### INSTRUCTIONS TO FOLLOW
Extract the text of each entry below exactly, leaving every image behind.

### INFORMATION PROVIDED
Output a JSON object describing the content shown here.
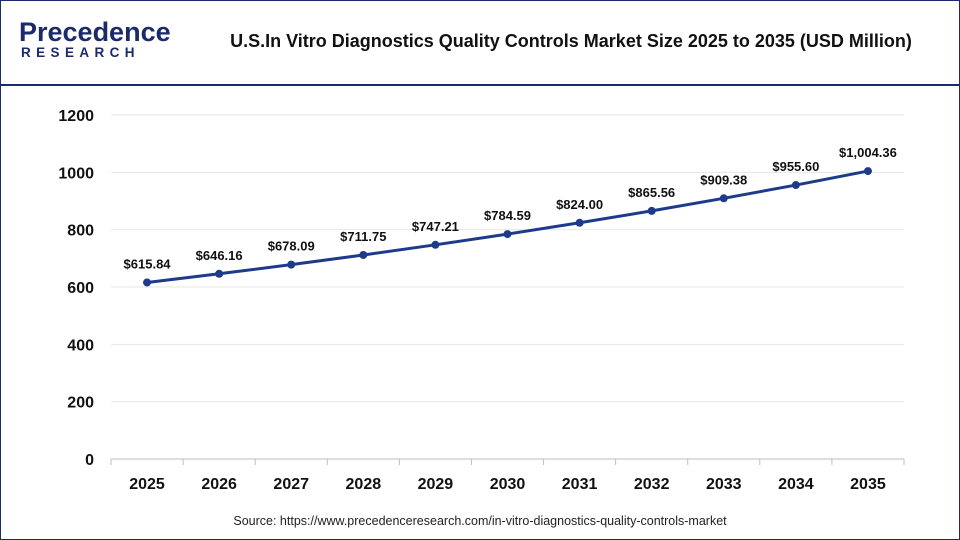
{
  "header": {
    "logo_main": "Precedence",
    "logo_sub": "RESEARCH",
    "title": "U.S.In Vitro Diagnostics Quality Controls Market Size 2025 to 2035 (USD Million)"
  },
  "source": "Source: https://www.precedenceresearch.com/in-vitro-diagnostics-quality-controls-market",
  "colors": {
    "line": "#1e3a8a",
    "brand": "#1b2a6b",
    "grid": "#e6e6e6"
  },
  "chart_data": {
    "type": "line",
    "title": "U.S.In Vitro Diagnostics Quality Controls Market Size 2025 to 2035 (USD Million)",
    "xlabel": "",
    "ylabel": "",
    "categories": [
      "2025",
      "2026",
      "2027",
      "2028",
      "2029",
      "2030",
      "2031",
      "2032",
      "2033",
      "2034",
      "2035"
    ],
    "values": [
      615.84,
      646.16,
      678.09,
      711.75,
      747.21,
      784.59,
      824.0,
      865.56,
      909.38,
      955.6,
      1004.36
    ],
    "data_labels": [
      "$615.84",
      "$646.16",
      "$678.09",
      "$711.75",
      "$747.21",
      "$784.59",
      "$824.00",
      "$865.56",
      "$909.38",
      "$955.60",
      "$1,004.36"
    ],
    "ylim": [
      0,
      1200
    ],
    "yticks": [
      "0",
      "200",
      "400",
      "600",
      "800",
      "1000",
      "1200"
    ],
    "grid": true,
    "legend": "none"
  }
}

### WRITTEN REPLY
Output a JSON object describing the content shown here.
{
  "header": {
    "logo_main": "Precedence",
    "logo_sub": "RESEARCH",
    "title": "U.S.In Vitro Diagnostics Quality Controls Market Size 2025 to 2035 (USD Million)"
  },
  "source": "Source: https://www.precedenceresearch.com/in-vitro-diagnostics-quality-controls-market",
  "colors": {
    "line": "#1e3a8a",
    "brand": "#1b2a6b",
    "grid": "#e6e6e6"
  },
  "chart_data": {
    "type": "line",
    "title": "U.S.In Vitro Diagnostics Quality Controls Market Size 2025 to 2035 (USD Million)",
    "xlabel": "",
    "ylabel": "",
    "categories": [
      "2025",
      "2026",
      "2027",
      "2028",
      "2029",
      "2030",
      "2031",
      "2032",
      "2033",
      "2034",
      "2035"
    ],
    "values": [
      615.84,
      646.16,
      678.09,
      711.75,
      747.21,
      784.59,
      824.0,
      865.56,
      909.38,
      955.6,
      1004.36
    ],
    "data_labels": [
      "$615.84",
      "$646.16",
      "$678.09",
      "$711.75",
      "$747.21",
      "$784.59",
      "$824.00",
      "$865.56",
      "$909.38",
      "$955.60",
      "$1,004.36"
    ],
    "ylim": [
      0,
      1200
    ],
    "yticks": [
      "0",
      "200",
      "400",
      "600",
      "800",
      "1000",
      "1200"
    ],
    "grid": true,
    "legend": "none"
  }
}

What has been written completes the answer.